→ **Work to complete**: Write out exactly the lines from the one containing "What text is on this page?" through the last line of the records below, both included, and leave out any pictures.

→ **Supplied records**:
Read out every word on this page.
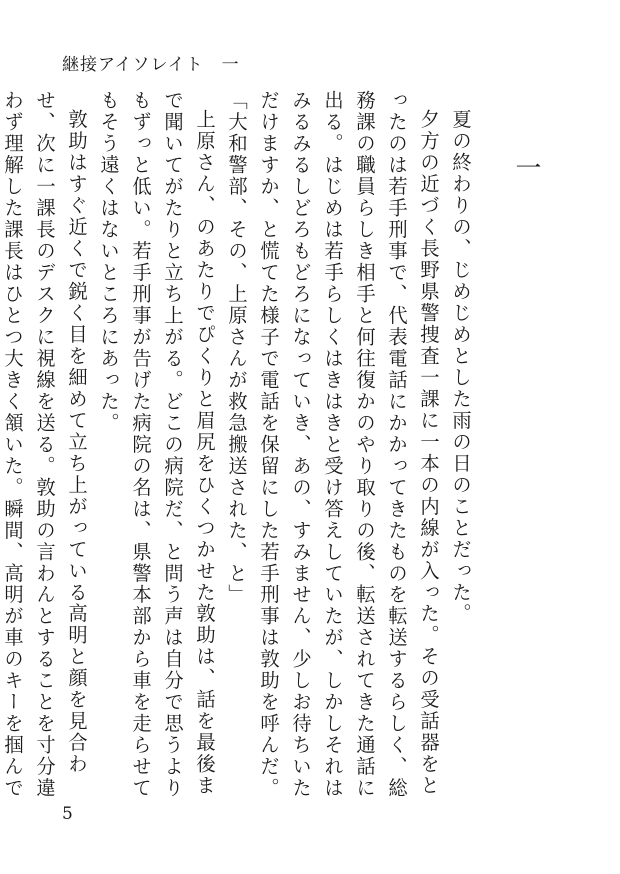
継接アイソレイト 一
一

夏の終わりの、じめじめとした雨の日のことだった。

夕方の近づく長野県警捜査一課に一本の内線が入った。その受話器をとったのは若手刑事で、代表電話にかかってきたものを転送するらしく、総務課の職員らしき相手と何往復かのやり取りの後、転送されてきた通話に出る。はじめは若手らしくはきはきと受け答えしていたが、しかしそれはみるみるしどろもどろになっていき、あの、すみません、少しお待ちいただけますか、と慌てた様子で電話を保留にした若手刑事は敦助を呼んだ。

「大和警部、その、上原さんが救急搬送された、と」

上原さん、のあたりでぴくりと眉尻をひくつかせた敦助は、話を最後まで聞いてがたりと立ち上がる。どこの病院だ、と問う声は自分で思うよりもずっと低い。若手刑事が告げた病院の名は、県警本部から車を走らせてもそう遠くはないところにあった。

敦助はすぐ近くで鋭く目を細めて立ち上がっている高明と顔を見合わせ、次に一課長のデスクに視線を送る。敦助の言わんとすることを寸分違わず理解した課長はひとつ大きく頷いた。瞬間、高明が車のキーを掴んで

5
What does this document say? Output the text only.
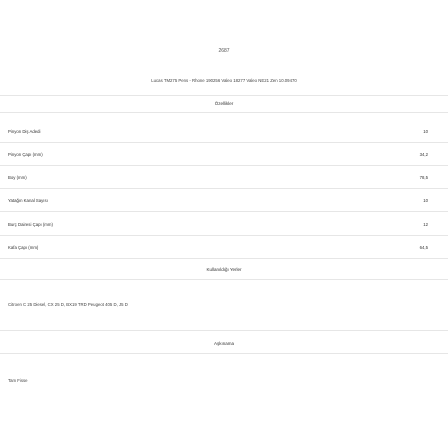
2687
Lucas TM275 Pens - Rhone 190256 Valeo 18277 Valeo NE21 Zen 10.09470
Özellikler
Pinyon Diş Adedi	10
Pinyon Çapı (mm)	34,2
Boy (mm)	78,5
Yatağın Kanal Sayısı	10
Burç Dairesi Çapı (mm)	12
Kafa Çapı (mm)	64,5
Kullanıldığı Yerler
Citroen C 25 Diesel, CX 25 D, BX19 TRD Peugeot 405 D, J5 D
Aşkınama
Tam Fisse
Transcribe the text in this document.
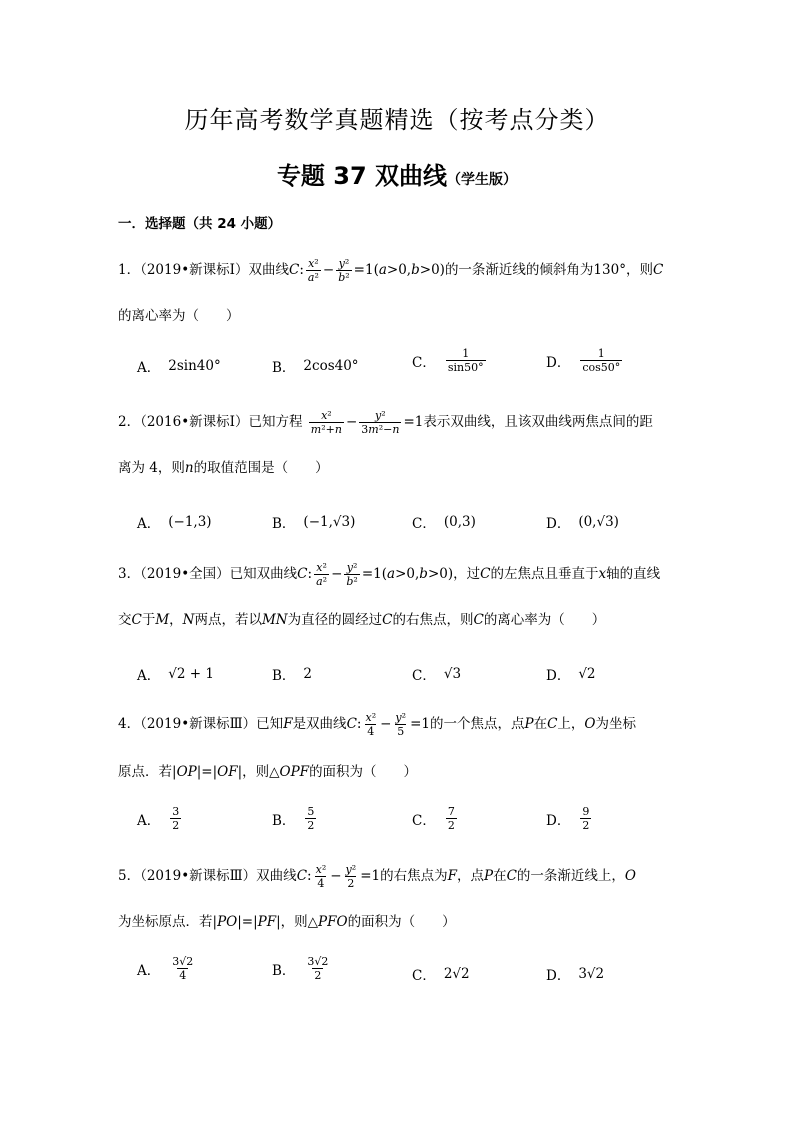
历年高考数学真题精选（按考点分类）
专题 37 双曲线（学生版）
一．选择题（共 24 小题）
1．（2019•新课标Ⅰ）双曲线C: $\frac{\text{x²}}{\text{a²}} - \frac{\text{y²}}{\text{b²}} =1(a>0,b>0)$的一条渐近线的倾斜角为130°，则C
的离心率为（　　）
A． 2sin40°	B． 2cos40°	C． $\frac{1}{\sin 50^\circ}$	D． $\frac{1}{\cos 50^\circ}$
2．（2016•新课标Ⅰ）已知方程 $\frac{\text{x²}}{\text{m²+n}} - \frac{\text{y²}}{\text{3m²−n}} =1$表示双曲线，且该双曲线两焦点间的距
离为 4，则n的取值范围是（　　）
A． (−1,3)	B． (−1,√3)	C． (0,3)	D． (0,√3)
3．（2019•全国）已知双曲线C: $\frac{\text{x²}}{\text{a²}} - \frac{\text{y²}}{\text{b²}} =1(a>0,b>0)$，过C的左焦点且垂直于x轴的直线
交C于M，N两点，若以MN为直径的圆经过C的右焦点，则C的离心率为（　　）
A． √2 + 1	B． 2	C． √3	D． √2
4．（2019•新课标Ⅲ）已知F是双曲线C: $\frac{\text{x²}}{4} - \frac{\text{y²}}{5} =1$的一个焦点，点P在C上，O为坐标
原点．若|OP|=|OF|，则△OPF的面积为（　　）
A． $\frac{3}{2}$	B． $\frac{5}{2}$	C． $\frac{7}{2}$	D． $\frac{9}{2}$
5．（2019•新课标Ⅲ）双曲线C: $\frac{\text{x²}}{4} - \frac{\text{y²}}{2} =1$的右焦点为F，点P在C的一条渐近线上，O
为坐标原点．若|PO|=|PF|，则△PFO的面积为（　　）
A． $\frac{3√2}{4}$	B． $\frac{3√2}{2}$	C． 2√2	D． 3√2
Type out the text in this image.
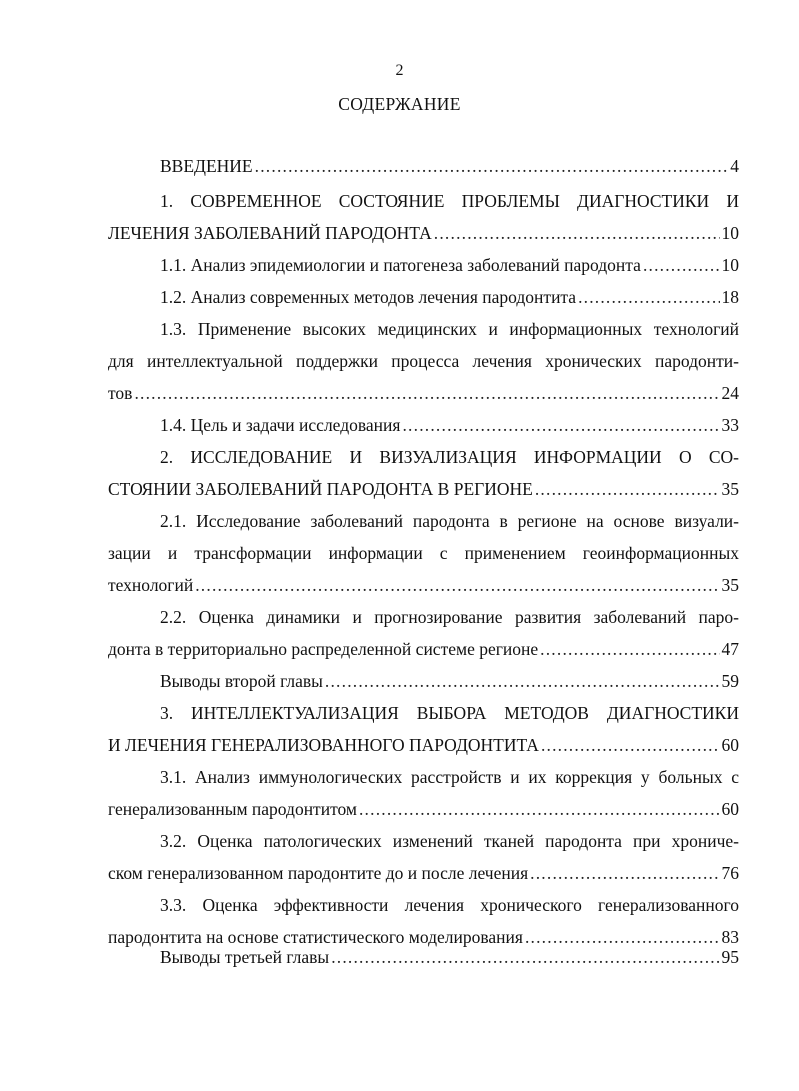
2
СОДЕРЖАНИЕ
ВВЕДЕНИЕ .....	4
1. СОВРЕМЕННОЕ СОСТОЯНИЕ ПРОБЛЕМЫ ДИАГНОСТИКИ И
ЛЕЧЕНИЯ ЗАБОЛЕВАНИЙ ПАРОДОНТА .....	10
1.1. Анализ эпидемиологии и патогенеза заболеваний пародонта .....	10
1.2. Анализ современных методов лечения пародонтита .....	18
1.3. Применение высоких медицинских и информационных технологий
для интеллектуальной поддержки процесса лечения хронических пародонти-
тов .....	24
1.4. Цель и задачи исследования .....	33
2. ИССЛЕДОВАНИЕ И ВИЗУАЛИЗАЦИЯ ИНФОРМАЦИИ О СО-
СТОЯНИИ ЗАБОЛЕВАНИЙ ПАРОДОНТА В РЕГИОНЕ .....	35
2.1. Исследование заболеваний пародонта в регионе на основе визуали-
зации и трансформации информации с применением геоинформационных
технологий .....	35
2.2. Оценка динамики и прогнозирование развития заболеваний паро-
донта в территориально распределенной системе регионе .....	47
Выводы второй главы .....	59
3. ИНТЕЛЛЕКТУАЛИЗАЦИЯ ВЫБОРА МЕТОДОВ ДИАГНОСТИКИ
И ЛЕЧЕНИЯ ГЕНЕРАЛИЗОВАННОГО ПАРОДОНТИТА .....	60
3.1. Анализ иммунологических расстройств и их коррекция у больных с
генерализованным пародонтитом .....	60
3.2. Оценка патологических изменений тканей пародонта при хрониче-
ском генерализованном пародонтите до и после лечения .....	76
3.3. Оценка эффективности лечения хронического генерализованного
пародонтита на основе статистического моделирования .....	83
Выводы третьей главы .....	95
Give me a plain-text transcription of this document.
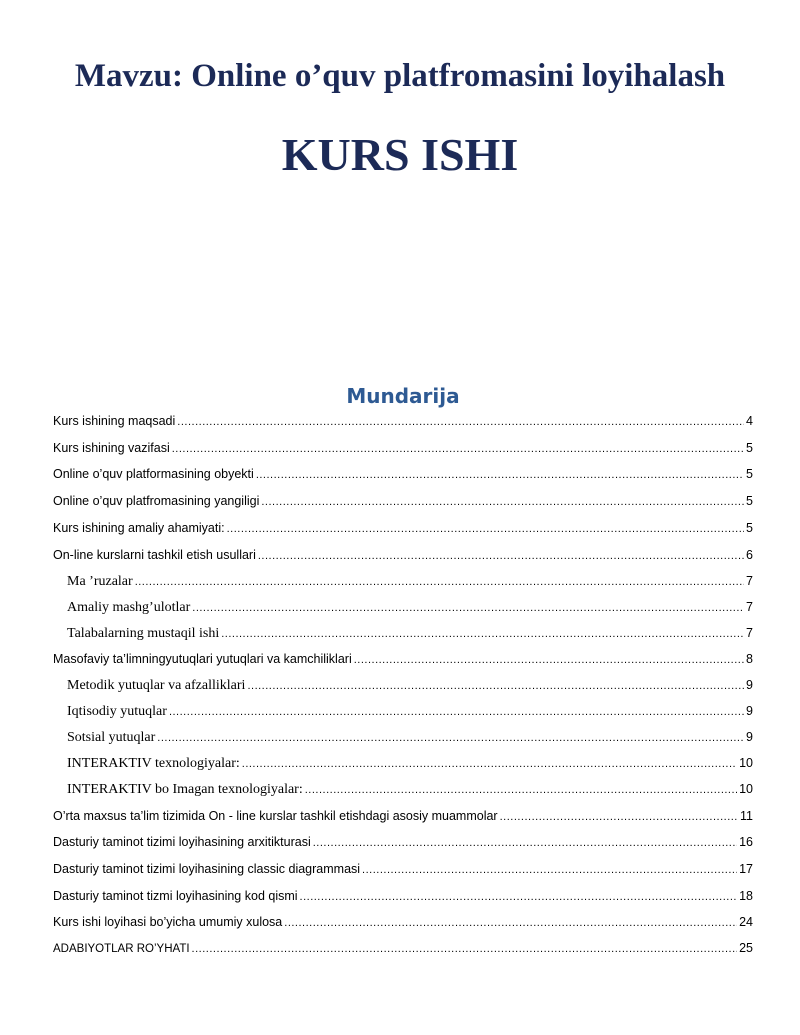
Mavzu: Online o’quv platfromasini loyihalash
KURS ISHI
Mundarija
Kurs ishining maqsadi .....	4
Kurs ishining vazifasi .....	5
Online o’quv platformasining obyekti .....	5
Online o’quv platfromasining yangiligi .....	5
Kurs ishining amaliy ahamiyati: .....	5
On-line kurslarni tashkil etish usullari .....	6
Ma ’ruzalar .....	7
Amaliy mashg’ulotlar .....	7
Talabalarning mustaqil ishi .....	7
Masofaviy ta’limningyutuqlari yutuqlari va kamchiliklari .....	8
Metodik yutuqlar va afzalliklari .....	9
Iqtisodiy yutuqlar .....	9
Sotsial yutuqlar .....	9
INTERAKTIV texnologiyalar: .....	10
INTERAKTIV bo Imagan texnologiyalar: .....	10
O’rta maxsus ta’lim tizimida On - line kurslar tashkil etishdagi asosiy muammolar .....	11
Dasturiy taminot tizimi loyihasining arxitikturasi .....	16
Dasturiy taminot tizimi loyihasining classic diagrammasi .....	17
Dasturiy taminot tizmi loyihasining kod qismi .....	18
Kurs ishi loyihasi bo’yicha umumiy xulosa .....	24
ADABIYOTLAR RO’YHATI .....	25
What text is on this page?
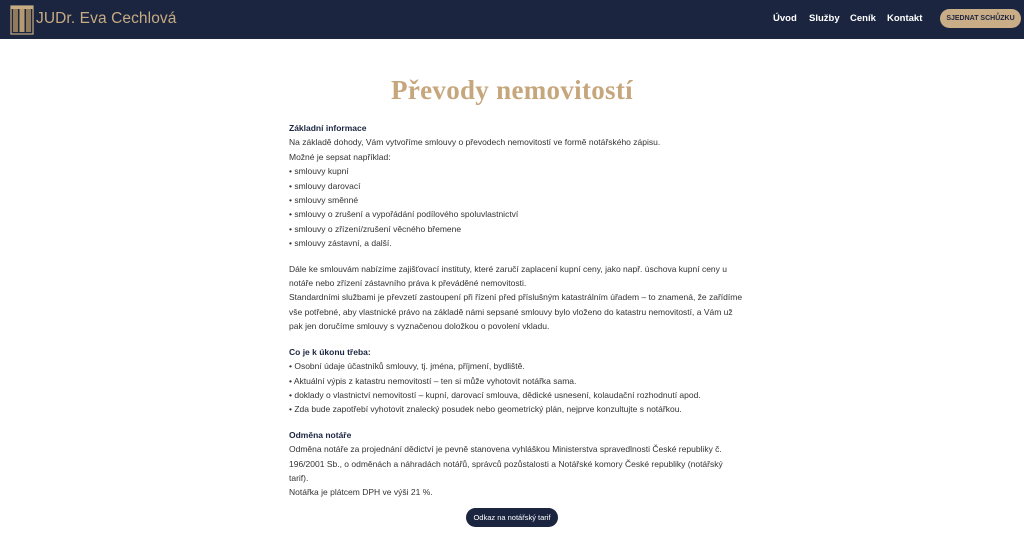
JUDr. Eva Cechlová	Úvod Služby Ceník Kontakt	SJEDNAT SCHŮZKU
Převody nemovitostí
Základní informace
Na základě dohody, Vám vytvoříme smlouvy o převodech nemovitostí ve formě notářského zápisu.
Možné je sepsat například:
• smlouvy kupní
• smlouvy darovací
• smlouvy směnné
• smlouvy o zrušení a vypořádání podílového spoluvlastnictví
• smlouvy o zřízení/zrušení věcného břemene
• smlouvy zástavní, a další.
Dále ke smlouvám nabízíme zajišťovací instituty, které zaručí zaplacení kupní ceny, jako např. úschova kupní ceny u
notáře nebo zřízení zástavního práva k převáděné nemovitosti.
Standardními službami je převzetí zastoupení při řízení před příslušným katastrálním úřadem – to znamená, že zařídíme
vše potřebné, aby vlastnické právo na základě námi sepsané smlouvy bylo vloženo do katastru nemovitostí, a Vám už
pak jen doručíme smlouvy s vyznačenou doložkou o povolení vkladu.
Co je k úkonu třeba:
• Osobní údaje účastníků smlouvy, tj. jména, příjmení, bydliště.
• Aktuální výpis z katastru nemovitostí – ten si může vyhotovit notářka sama.
• doklady o vlastnictví nemovitostí – kupní, darovací smlouva, dědické usnesení, kolaudační rozhodnutí apod.
• Zda bude zapotřebí vyhotovit znalecký posudek nebo geometrický plán, nejprve konzultujte s notářkou.
Odměna notáře
Odměna notáře za projednání dědictví je pevně stanovena vyhláškou Ministerstva spravedlnosti České republiky č.
196/2001 Sb., o odměnách a náhradách notářů, správců pozůstalosti a Notářské komory České republiky (notářský
tarif).
Notářka je plátcem DPH ve výši 21 %.
Odkaz na notářský tarif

→ **The reply**:
What text is on this page?
JUDr. Eva Cechlová	Úvod Služby Ceník Kontakt	SJEDNAT SCHŮZKU
Převody nemovitostí
Základní informace
Na základě dohody, Vám vytvoříme smlouvy o převodech nemovitostí ve formě notářského zápisu.
Možné je sepsat například:
• smlouvy kupní
• smlouvy darovací
• smlouvy směnné
• smlouvy o zrušení a vypořádání podílového spoluvlastnictví
• smlouvy o zřízení/zrušení věcného břemene
• smlouvy zástavní, a další.
Dále ke smlouvám nabízíme zajišťovací instituty, které zaručí zaplacení kupní ceny, jako např. úschova kupní ceny u
notáře nebo zřízení zástavního práva k převáděné nemovitosti.
Standardními službami je převzetí zastoupení při řízení před příslušným katastrálním úřadem – to znamená, že zařídíme
vše potřebné, aby vlastnické právo na základě námi sepsané smlouvy bylo vloženo do katastru nemovitostí, a Vám už
pak jen doručíme smlouvy s vyznačenou doložkou o povolení vkladu.
Co je k úkonu třeba:
• Osobní údaje účastníků smlouvy, tj. jména, příjmení, bydliště.
• Aktuální výpis z katastru nemovitostí – ten si může vyhotovit notářka sama.
• doklady o vlastnictví nemovitostí – kupní, darovací smlouva, dědické usnesení, kolaudační rozhodnutí apod.
• Zda bude zapotřebí vyhotovit znalecký posudek nebo geometrický plán, nejprve konzultujte s notářkou.
Odměna notáře
Odměna notáře za projednání dědictví je pevně stanovena vyhláškou Ministerstva spravedlnosti České republiky č.
196/2001 Sb., o odměnách a náhradách notářů, správců pozůstalosti a Notářské komory České republiky (notářský
tarif).
Notářka je plátcem DPH ve výši 21 %.
Odkaz na notářský tarif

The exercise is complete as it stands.